### INPUT ROWS ###
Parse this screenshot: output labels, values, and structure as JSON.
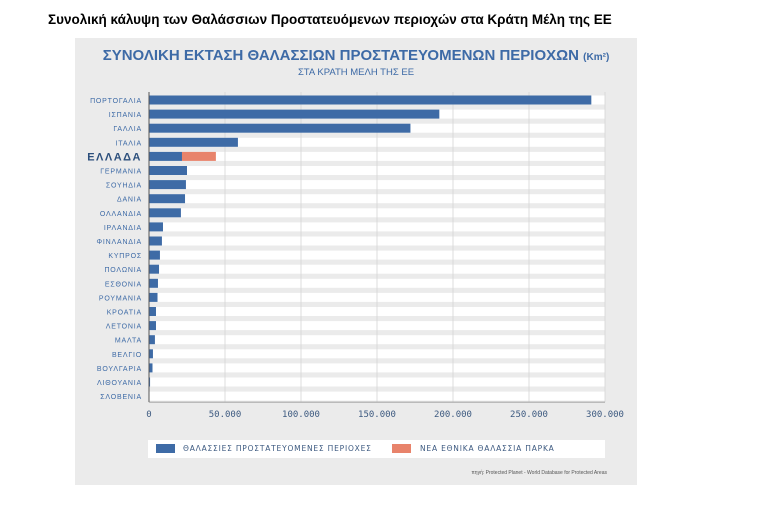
{
  "heading": "Συνολική κάλυψη των Θαλάσσιων Προστατευόμενων περιοχών στα Κράτη Μέλη της ΕΕ",
  "chart_data": {
    "type": "bar",
    "orientation": "horizontal",
    "stacked": true,
    "title": "ΣΥΝΟΛΙΚΗ ΕΚΤΑΣΗ ΘΑΛΑΣΣΙΩΝ ΠΡΟΣΤΑΤΕΥΟΜΕΝΩΝ ΠΕΡΙΟΧΩΝ",
    "title_unit": "(Km²)",
    "subtitle": "ΣΤΑ ΚΡΑΤΗ ΜΕΛΗ ΤΗΣ ΕΕ",
    "categories": [
      "ΠΟΡΤΟΓΑΛΙΑ",
      "ΙΣΠΑΝΙΑ",
      "ΓΑΛΛΙΑ",
      "ΙΤΑΛΙΑ",
      "ΕΛΛΑΔΑ",
      "ΓΕΡΜΑΝΙΑ",
      "ΣΟΥΗΔΙΑ",
      "ΔΑΝΙΑ",
      "ΟΛΛΑΝΔΙΑ",
      "ΙΡΛΑΝΔΙΑ",
      "ΦΙΝΛΑΝΔΙΑ",
      "ΚΥΠΡΟΣ",
      "ΠΟΛΩΝΙΑ",
      "ΕΣΘΟΝΙΑ",
      "ΡΟΥΜΑΝΙΑ",
      "ΚΡΟΑΤΙΑ",
      "ΛΕΤΟΝΙΑ",
      "ΜΑΛΤΑ",
      "ΒΕΛΓΙΟ",
      "ΒΟΥΛΓΑΡΙΑ",
      "ΛΙΘΟΥΑΝΙΑ",
      "ΣΛΟΒΕΝΙΑ"
    ],
    "highlight": "ΕΛΛΑΔΑ",
    "series": [
      {
        "name": "ΘΑΛΑΣΣΙΕΣ ΠΡΟΣΤΑΤΕΥΟΜΕΝΕΣ  ΠΕΡΙΟΧΕΣ",
        "color": "#3e6ba6",
        "values": [
          291000,
          191000,
          172000,
          58500,
          21700,
          25000,
          24300,
          23700,
          21000,
          9200,
          8500,
          7200,
          6600,
          5900,
          5600,
          4600,
          4600,
          3900,
          2600,
          2300,
          700,
          200
        ]
      },
      {
        "name": "ΝΕΑ ΕΘΝΙΚΑ ΘΑΛΑΣΣΙΑ ΠΑΡΚΑ",
        "color": "#e8836b",
        "values": [
          0,
          0,
          0,
          0,
          22300,
          0,
          0,
          0,
          0,
          0,
          0,
          0,
          0,
          0,
          0,
          0,
          0,
          0,
          0,
          0,
          0,
          0
        ]
      }
    ],
    "xlim": [
      0,
      300000
    ],
    "xticks": [
      "0",
      "50.000",
      "100.000",
      "150.000",
      "200.000",
      "250.000",
      "300.000"
    ],
    "xtick_values": [
      0,
      50000,
      100000,
      150000,
      200000,
      250000,
      300000
    ],
    "legend_position": "bottom",
    "source": "πηγή: Protected Planet - World Database for Protected Areas"
  }
}
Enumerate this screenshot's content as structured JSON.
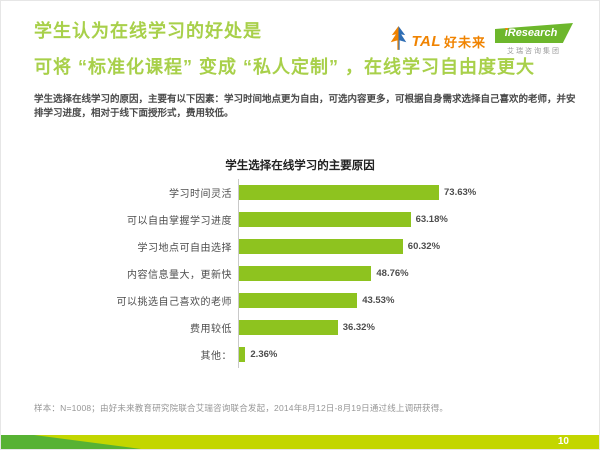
{
  "page": {
    "title_line1": "学生认为在线学习的好处是",
    "title_line2": "可将 “标准化课程” 变成 “私人定制” ，在线学习自由度更大",
    "body": "学生选择在线学习的原因，主要有以下因素：学习时间地点更为自由，可选内容更多，可根据自身需求选择自己喜欢的老师，并安排学习进度，相对于线下面授形式，费用较低。",
    "footnote": "样本：N=1008；由好未来教育研究院联合艾瑞咨询联合发起，2014年8月12日-8月19日通过线上调研获得。",
    "page_number": "10"
  },
  "logos": {
    "tal_text": "TAL",
    "tal_cn": "好未来",
    "iresearch_i": "i",
    "iresearch_rest": "Research",
    "iresearch_cn": "艾瑞咨询集团"
  },
  "colors": {
    "title_green": "#a8d04a",
    "bar_green": "#8ec31f",
    "footer_light_green": "#c3d600",
    "footer_dark_green": "#57b233",
    "logo_orange": "#f08300",
    "logo_blue": "#2e6db4",
    "iresearch_green": "#6db72c"
  },
  "chart_data": {
    "type": "bar",
    "orientation": "horizontal",
    "title": "学生选择在线学习的主要原因",
    "categories": [
      "学习时间灵活",
      "可以自由掌握学习进度",
      "学习地点可自由选择",
      "内容信息量大，更新快",
      "可以挑选自己喜欢的老师",
      "费用较低",
      "其他："
    ],
    "values": [
      73.63,
      63.18,
      60.32,
      48.76,
      43.53,
      36.32,
      2.36
    ],
    "value_labels": [
      "73.63%",
      "63.18%",
      "60.32%",
      "48.76%",
      "43.53%",
      "36.32%",
      "2.36%"
    ],
    "unit": "%",
    "xlim": [
      0,
      80
    ],
    "grid": false,
    "legend": false,
    "bar_color": "#8ec31f"
  }
}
###
#### [GIVEN PROBLEM]
Leave the pictures out, and print every line of the listing exactly as written.

#### [EXERCISE RESULT]
Parse this screenshot: output labels, values, and structure as JSON.
{
  "heading": "Συνολική κάλυψη των Θαλάσσιων Προστατευόμενων περιοχών στα Κράτη Μέλη της ΕΕ",
  "chart_data": {
    "type": "bar",
    "orientation": "horizontal",
    "stacked": true,
    "title": "ΣΥΝΟΛΙΚΗ ΕΚΤΑΣΗ ΘΑΛΑΣΣΙΩΝ ΠΡΟΣΤΑΤΕΥΟΜΕΝΩΝ ΠΕΡΙΟΧΩΝ",
    "title_unit": "(Km²)",
    "subtitle": "ΣΤΑ ΚΡΑΤΗ ΜΕΛΗ ΤΗΣ ΕΕ",
    "categories": [
      "ΠΟΡΤΟΓΑΛΙΑ",
      "ΙΣΠΑΝΙΑ",
      "ΓΑΛΛΙΑ",
      "ΙΤΑΛΙΑ",
      "ΕΛΛΑΔΑ",
      "ΓΕΡΜΑΝΙΑ",
      "ΣΟΥΗΔΙΑ",
      "ΔΑΝΙΑ",
      "ΟΛΛΑΝΔΙΑ",
      "ΙΡΛΑΝΔΙΑ",
      "ΦΙΝΛΑΝΔΙΑ",
      "ΚΥΠΡΟΣ",
      "ΠΟΛΩΝΙΑ",
      "ΕΣΘΟΝΙΑ",
      "ΡΟΥΜΑΝΙΑ",
      "ΚΡΟΑΤΙΑ",
      "ΛΕΤΟΝΙΑ",
      "ΜΑΛΤΑ",
      "ΒΕΛΓΙΟ",
      "ΒΟΥΛΓΑΡΙΑ",
      "ΛΙΘΟΥΑΝΙΑ",
      "ΣΛΟΒΕΝΙΑ"
    ],
    "highlight": "ΕΛΛΑΔΑ",
    "series": [
      {
        "name": "ΘΑΛΑΣΣΙΕΣ ΠΡΟΣΤΑΤΕΥΟΜΕΝΕΣ  ΠΕΡΙΟΧΕΣ",
        "color": "#3e6ba6",
        "values": [
          291000,
          191000,
          172000,
          58500,
          21700,
          25000,
          24300,
          23700,
          21000,
          9200,
          8500,
          7200,
          6600,
          5900,
          5600,
          4600,
          4600,
          3900,
          2600,
          2300,
          700,
          200
        ]
      },
      {
        "name": "ΝΕΑ ΕΘΝΙΚΑ ΘΑΛΑΣΣΙΑ ΠΑΡΚΑ",
        "color": "#e8836b",
        "values": [
          0,
          0,
          0,
          0,
          22300,
          0,
          0,
          0,
          0,
          0,
          0,
          0,
          0,
          0,
          0,
          0,
          0,
          0,
          0,
          0,
          0,
          0
        ]
      }
    ],
    "xlim": [
      0,
      300000
    ],
    "xticks": [
      "0",
      "50.000",
      "100.000",
      "150.000",
      "200.000",
      "250.000",
      "300.000"
    ],
    "xtick_values": [
      0,
      50000,
      100000,
      150000,
      200000,
      250000,
      300000
    ],
    "legend_position": "bottom",
    "source": "πηγή: Protected Planet - World Database for Protected Areas"
  }
}
Enumerate this screenshot's content as structured JSON.
{
  "page": {
    "title_line1": "学生认为在线学习的好处是",
    "title_line2": "可将 “标准化课程” 变成 “私人定制” ，在线学习自由度更大",
    "body": "学生选择在线学习的原因，主要有以下因素：学习时间地点更为自由，可选内容更多，可根据自身需求选择自己喜欢的老师，并安排学习进度，相对于线下面授形式，费用较低。",
    "footnote": "样本：N=1008；由好未来教育研究院联合艾瑞咨询联合发起，2014年8月12日-8月19日通过线上调研获得。",
    "page_number": "10"
  },
  "logos": {
    "tal_text": "TAL",
    "tal_cn": "好未来",
    "iresearch_i": "i",
    "iresearch_rest": "Research",
    "iresearch_cn": "艾瑞咨询集团"
  },
  "colors": {
    "title_green": "#a8d04a",
    "bar_green": "#8ec31f",
    "footer_light_green": "#c3d600",
    "footer_dark_green": "#57b233",
    "logo_orange": "#f08300",
    "logo_blue": "#2e6db4",
    "iresearch_green": "#6db72c"
  },
  "chart_data": {
    "type": "bar",
    "orientation": "horizontal",
    "title": "学生选择在线学习的主要原因",
    "categories": [
      "学习时间灵活",
      "可以自由掌握学习进度",
      "学习地点可自由选择",
      "内容信息量大，更新快",
      "可以挑选自己喜欢的老师",
      "费用较低",
      "其他："
    ],
    "values": [
      73.63,
      63.18,
      60.32,
      48.76,
      43.53,
      36.32,
      2.36
    ],
    "value_labels": [
      "73.63%",
      "63.18%",
      "60.32%",
      "48.76%",
      "43.53%",
      "36.32%",
      "2.36%"
    ],
    "unit": "%",
    "xlim": [
      0,
      80
    ],
    "grid": false,
    "legend": false,
    "bar_color": "#8ec31f"
  }
}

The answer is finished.